[Rows from the dataset]
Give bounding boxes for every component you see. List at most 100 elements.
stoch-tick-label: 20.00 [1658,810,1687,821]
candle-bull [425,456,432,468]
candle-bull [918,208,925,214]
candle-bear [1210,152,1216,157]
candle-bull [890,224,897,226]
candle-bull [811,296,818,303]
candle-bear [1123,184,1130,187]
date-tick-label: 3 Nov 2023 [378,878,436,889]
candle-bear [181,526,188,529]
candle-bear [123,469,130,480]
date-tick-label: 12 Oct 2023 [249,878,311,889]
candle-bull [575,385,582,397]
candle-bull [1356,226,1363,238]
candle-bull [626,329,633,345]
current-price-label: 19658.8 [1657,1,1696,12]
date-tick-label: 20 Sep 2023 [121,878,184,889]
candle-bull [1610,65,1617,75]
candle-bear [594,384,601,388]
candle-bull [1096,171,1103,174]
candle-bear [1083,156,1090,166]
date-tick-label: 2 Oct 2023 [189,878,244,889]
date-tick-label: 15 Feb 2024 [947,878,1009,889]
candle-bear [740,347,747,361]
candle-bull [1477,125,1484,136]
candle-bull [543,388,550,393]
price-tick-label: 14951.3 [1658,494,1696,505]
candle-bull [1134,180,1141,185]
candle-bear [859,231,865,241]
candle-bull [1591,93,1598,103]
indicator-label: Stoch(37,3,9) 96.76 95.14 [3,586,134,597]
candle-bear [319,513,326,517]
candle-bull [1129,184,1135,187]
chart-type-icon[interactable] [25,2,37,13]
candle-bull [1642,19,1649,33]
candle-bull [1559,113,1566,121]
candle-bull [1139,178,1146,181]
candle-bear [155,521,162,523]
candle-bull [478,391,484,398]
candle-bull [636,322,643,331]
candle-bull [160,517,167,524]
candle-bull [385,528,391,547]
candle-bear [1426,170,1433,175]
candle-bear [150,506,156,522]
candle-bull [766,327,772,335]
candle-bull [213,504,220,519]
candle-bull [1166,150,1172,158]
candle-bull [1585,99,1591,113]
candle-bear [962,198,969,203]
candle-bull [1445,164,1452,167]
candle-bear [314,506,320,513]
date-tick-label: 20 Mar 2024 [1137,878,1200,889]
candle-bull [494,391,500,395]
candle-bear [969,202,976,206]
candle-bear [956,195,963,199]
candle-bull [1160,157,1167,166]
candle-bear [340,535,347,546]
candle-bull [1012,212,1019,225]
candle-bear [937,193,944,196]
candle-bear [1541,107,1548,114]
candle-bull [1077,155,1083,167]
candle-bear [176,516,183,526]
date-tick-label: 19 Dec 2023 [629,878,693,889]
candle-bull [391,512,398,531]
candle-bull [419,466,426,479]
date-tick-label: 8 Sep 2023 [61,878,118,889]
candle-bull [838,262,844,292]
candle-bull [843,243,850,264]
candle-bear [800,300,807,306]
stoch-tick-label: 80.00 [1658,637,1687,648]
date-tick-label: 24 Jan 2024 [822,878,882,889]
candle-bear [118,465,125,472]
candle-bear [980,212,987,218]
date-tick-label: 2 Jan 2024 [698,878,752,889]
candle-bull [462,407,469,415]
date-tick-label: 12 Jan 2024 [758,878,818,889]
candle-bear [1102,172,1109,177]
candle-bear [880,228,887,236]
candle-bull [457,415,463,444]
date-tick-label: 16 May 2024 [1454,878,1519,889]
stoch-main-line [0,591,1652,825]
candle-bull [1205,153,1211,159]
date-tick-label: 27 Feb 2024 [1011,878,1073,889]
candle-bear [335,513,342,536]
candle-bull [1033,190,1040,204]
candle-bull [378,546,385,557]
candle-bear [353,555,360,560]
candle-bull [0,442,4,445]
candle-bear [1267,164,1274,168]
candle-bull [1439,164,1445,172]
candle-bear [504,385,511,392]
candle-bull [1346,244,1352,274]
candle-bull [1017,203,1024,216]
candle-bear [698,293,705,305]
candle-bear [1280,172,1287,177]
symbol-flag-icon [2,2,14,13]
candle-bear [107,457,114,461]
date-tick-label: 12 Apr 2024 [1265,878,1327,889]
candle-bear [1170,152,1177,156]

**TASK BRIEF**
Please copy the records above, putting "bearish-candle" in place of every "candle-bear" and leaving the rest unchanged.

**FULL RESPONSE**
Give bounding boxes for every component you see. List at most 100 elements.
stoch-tick-label: 20.00 [1658,810,1687,821]
candle-bull [425,456,432,468]
candle-bull [918,208,925,214]
bearish-candle [1210,152,1216,157]
candle-bull [890,224,897,226]
candle-bull [811,296,818,303]
bearish-candle [1123,184,1130,187]
date-tick-label: 3 Nov 2023 [378,878,436,889]
bearish-candle [181,526,188,529]
bearish-candle [123,469,130,480]
date-tick-label: 12 Oct 2023 [249,878,311,889]
candle-bull [575,385,582,397]
candle-bull [1356,226,1363,238]
candle-bull [626,329,633,345]
current-price-label: 19658.8 [1657,1,1696,12]
date-tick-label: 20 Sep 2023 [121,878,184,889]
candle-bull [1610,65,1617,75]
bearish-candle [594,384,601,388]
candle-bull [1096,171,1103,174]
bearish-candle [1083,156,1090,166]
date-tick-label: 2 Oct 2023 [189,878,244,889]
date-tick-label: 15 Feb 2024 [947,878,1009,889]
bearish-candle [740,347,747,361]
candle-bull [1477,125,1484,136]
candle-bull [543,388,550,393]
price-tick-label: 14951.3 [1658,494,1696,505]
candle-bull [1134,180,1141,185]
bearish-candle [859,231,865,241]
candle-bull [1591,93,1598,103]
indicator-label: Stoch(37,3,9) 96.76 95.14 [3,586,134,597]
bearish-candle [319,513,326,517]
candle-bull [1129,184,1135,187]
chart-type-icon[interactable] [25,2,37,13]
candle-bull [1642,19,1649,33]
candle-bull [1559,113,1566,121]
candle-bull [1139,178,1146,181]
bearish-candle [155,521,162,523]
candle-bull [478,391,484,398]
candle-bull [636,322,643,331]
candle-bull [160,517,167,524]
candle-bull [385,528,391,547]
bearish-candle [1426,170,1433,175]
bearish-candle [150,506,156,522]
candle-bull [766,327,772,335]
candle-bull [213,504,220,519]
candle-bull [1166,150,1172,158]
candle-bull [1585,99,1591,113]
bearish-candle [962,198,969,203]
candle-bull [1445,164,1452,167]
bearish-candle [314,506,320,513]
date-tick-label: 20 Mar 2024 [1137,878,1200,889]
candle-bull [494,391,500,395]
bearish-candle [969,202,976,206]
bearish-candle [956,195,963,199]
candle-bull [1160,157,1167,166]
bearish-candle [340,535,347,546]
candle-bull [1012,212,1019,225]
bearish-candle [937,193,944,196]
bearish-candle [1541,107,1548,114]
candle-bull [1077,155,1083,167]
bearish-candle [176,516,183,526]
date-tick-label: 19 Dec 2023 [629,878,693,889]
candle-bull [391,512,398,531]
candle-bull [419,466,426,479]
date-tick-label: 8 Sep 2023 [61,878,118,889]
candle-bull [838,262,844,292]
candle-bull [843,243,850,264]
bearish-candle [800,300,807,306]
stoch-tick-label: 80.00 [1658,637,1687,648]
date-tick-label: 24 Jan 2024 [822,878,882,889]
bearish-candle [118,465,125,472]
bearish-candle [980,212,987,218]
date-tick-label: 2 Jan 2024 [698,878,752,889]
candle-bull [462,407,469,415]
date-tick-label: 12 Jan 2024 [758,878,818,889]
bearish-candle [1102,172,1109,177]
bearish-candle [880,228,887,236]
candle-bull [457,415,463,444]
date-tick-label: 16 May 2024 [1454,878,1519,889]
stoch-main-line [0,591,1652,825]
candle-bull [1205,153,1211,159]
date-tick-label: 27 Feb 2024 [1011,878,1073,889]
bearish-candle [335,513,342,536]
candle-bull [1033,190,1040,204]
candle-bull [378,546,385,557]
bearish-candle [353,555,360,560]
candle-bull [0,442,4,445]
bearish-candle [1267,164,1274,168]
candle-bull [1439,164,1445,172]
bearish-candle [504,385,511,392]
candle-bull [1346,244,1352,274]
candle-bull [1017,203,1024,216]
bearish-candle [698,293,705,305]
bearish-candle [1280,172,1287,177]
symbol-flag-icon [2,2,14,13]
bearish-candle [107,457,114,461]
date-tick-label: 12 Apr 2024 [1265,878,1327,889]
bearish-candle [1170,152,1177,156]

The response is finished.